*Short problem*: Write out the material below exactly, beginning at the line that contains "What data populates" and ending with its last line, both ends included; write nothing else.
** START Records for the task **
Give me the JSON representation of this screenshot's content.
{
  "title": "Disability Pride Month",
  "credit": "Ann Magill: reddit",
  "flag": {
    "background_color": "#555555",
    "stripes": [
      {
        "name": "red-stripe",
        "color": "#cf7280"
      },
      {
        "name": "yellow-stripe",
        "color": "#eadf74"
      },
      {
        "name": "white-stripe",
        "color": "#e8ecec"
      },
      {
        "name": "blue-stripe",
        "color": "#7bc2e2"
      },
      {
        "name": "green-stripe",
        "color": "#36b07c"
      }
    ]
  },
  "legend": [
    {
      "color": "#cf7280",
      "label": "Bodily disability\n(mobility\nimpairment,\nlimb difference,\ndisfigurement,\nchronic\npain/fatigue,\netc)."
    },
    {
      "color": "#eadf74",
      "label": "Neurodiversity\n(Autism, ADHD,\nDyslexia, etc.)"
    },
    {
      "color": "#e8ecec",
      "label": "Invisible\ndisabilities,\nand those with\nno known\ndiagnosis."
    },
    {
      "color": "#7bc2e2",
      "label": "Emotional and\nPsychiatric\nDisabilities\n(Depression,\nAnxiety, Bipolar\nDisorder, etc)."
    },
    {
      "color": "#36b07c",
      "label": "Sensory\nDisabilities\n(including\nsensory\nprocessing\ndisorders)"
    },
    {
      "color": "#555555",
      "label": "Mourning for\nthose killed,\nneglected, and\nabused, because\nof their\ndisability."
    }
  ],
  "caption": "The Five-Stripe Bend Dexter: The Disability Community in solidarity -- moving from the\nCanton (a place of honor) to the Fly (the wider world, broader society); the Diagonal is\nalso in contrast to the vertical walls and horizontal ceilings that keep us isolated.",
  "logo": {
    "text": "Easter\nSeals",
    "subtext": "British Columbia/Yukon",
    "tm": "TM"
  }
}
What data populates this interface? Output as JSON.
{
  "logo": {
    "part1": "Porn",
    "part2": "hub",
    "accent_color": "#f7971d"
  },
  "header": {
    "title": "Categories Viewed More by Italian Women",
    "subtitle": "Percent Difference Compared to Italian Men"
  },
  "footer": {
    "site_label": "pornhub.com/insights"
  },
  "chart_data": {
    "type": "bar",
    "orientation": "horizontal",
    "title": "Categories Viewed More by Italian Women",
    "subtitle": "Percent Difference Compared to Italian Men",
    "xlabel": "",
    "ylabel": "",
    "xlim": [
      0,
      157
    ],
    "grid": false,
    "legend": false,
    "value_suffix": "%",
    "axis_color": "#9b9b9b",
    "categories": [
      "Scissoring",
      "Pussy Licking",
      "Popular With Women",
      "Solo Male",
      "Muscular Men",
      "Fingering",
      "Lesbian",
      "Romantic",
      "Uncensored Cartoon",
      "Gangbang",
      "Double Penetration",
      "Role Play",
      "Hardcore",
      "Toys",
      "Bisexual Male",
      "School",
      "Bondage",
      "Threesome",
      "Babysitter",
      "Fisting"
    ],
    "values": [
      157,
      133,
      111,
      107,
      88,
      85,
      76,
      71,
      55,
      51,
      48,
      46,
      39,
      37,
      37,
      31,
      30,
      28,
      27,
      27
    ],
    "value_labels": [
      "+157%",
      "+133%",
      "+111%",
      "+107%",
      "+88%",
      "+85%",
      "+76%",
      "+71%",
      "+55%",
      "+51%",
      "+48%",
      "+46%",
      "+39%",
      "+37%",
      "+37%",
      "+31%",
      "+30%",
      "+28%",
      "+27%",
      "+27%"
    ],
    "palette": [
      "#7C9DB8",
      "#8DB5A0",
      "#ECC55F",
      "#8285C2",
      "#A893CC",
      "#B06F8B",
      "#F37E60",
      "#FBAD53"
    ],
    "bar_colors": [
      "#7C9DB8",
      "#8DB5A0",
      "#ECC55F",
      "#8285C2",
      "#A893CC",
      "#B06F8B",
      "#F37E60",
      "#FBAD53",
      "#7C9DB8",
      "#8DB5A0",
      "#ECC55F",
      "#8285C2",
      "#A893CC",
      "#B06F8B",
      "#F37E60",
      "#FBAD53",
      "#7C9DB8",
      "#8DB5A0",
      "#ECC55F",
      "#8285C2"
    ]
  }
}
** END Records for the task **
*Output*:
What data populates this interface? Output as JSON.
{
  "logo": {
    "part1": "Porn",
    "part2": "hub",
    "accent_color": "#f7971d"
  },
  "header": {
    "title": "Categories Viewed More by Italian Women",
    "subtitle": "Percent Difference Compared to Italian Men"
  },
  "footer": {
    "site_label": "pornhub.com/insights"
  },
  "chart_data": {
    "type": "bar",
    "orientation": "horizontal",
    "title": "Categories Viewed More by Italian Women",
    "subtitle": "Percent Difference Compared to Italian Men",
    "xlabel": "",
    "ylabel": "",
    "xlim": [
      0,
      157
    ],
    "grid": false,
    "legend": false,
    "value_suffix": "%",
    "axis_color": "#9b9b9b",
    "categories": [
      "Scissoring",
      "Pussy Licking",
      "Popular With Women",
      "Solo Male",
      "Muscular Men",
      "Fingering",
      "Lesbian",
      "Romantic",
      "Uncensored Cartoon",
      "Gangbang",
      "Double Penetration",
      "Role Play",
      "Hardcore",
      "Toys",
      "Bisexual Male",
      "School",
      "Bondage",
      "Threesome",
      "Babysitter",
      "Fisting"
    ],
    "values": [
      157,
      133,
      111,
      107,
      88,
      85,
      76,
      71,
      55,
      51,
      48,
      46,
      39,
      37,
      37,
      31,
      30,
      28,
      27,
      27
    ],
    "value_labels": [
      "+157%",
      "+133%",
      "+111%",
      "+107%",
      "+88%",
      "+85%",
      "+76%",
      "+71%",
      "+55%",
      "+51%",
      "+48%",
      "+46%",
      "+39%",
      "+37%",
      "+37%",
      "+31%",
      "+30%",
      "+28%",
      "+27%",
      "+27%"
    ],
    "palette": [
      "#7C9DB8",
      "#8DB5A0",
      "#ECC55F",
      "#8285C2",
      "#A893CC",
      "#B06F8B",
      "#F37E60",
      "#FBAD53"
    ],
    "bar_colors": [
      "#7C9DB8",
      "#8DB5A0",
      "#ECC55F",
      "#8285C2",
      "#A893CC",
      "#B06F8B",
      "#F37E60",
      "#FBAD53",
      "#7C9DB8",
      "#8DB5A0",
      "#ECC55F",
      "#8285C2",
      "#A893CC",
      "#B06F8B",
      "#F37E60",
      "#FBAD53",
      "#7C9DB8",
      "#8DB5A0",
      "#ECC55F",
      "#8285C2"
    ]
  }
}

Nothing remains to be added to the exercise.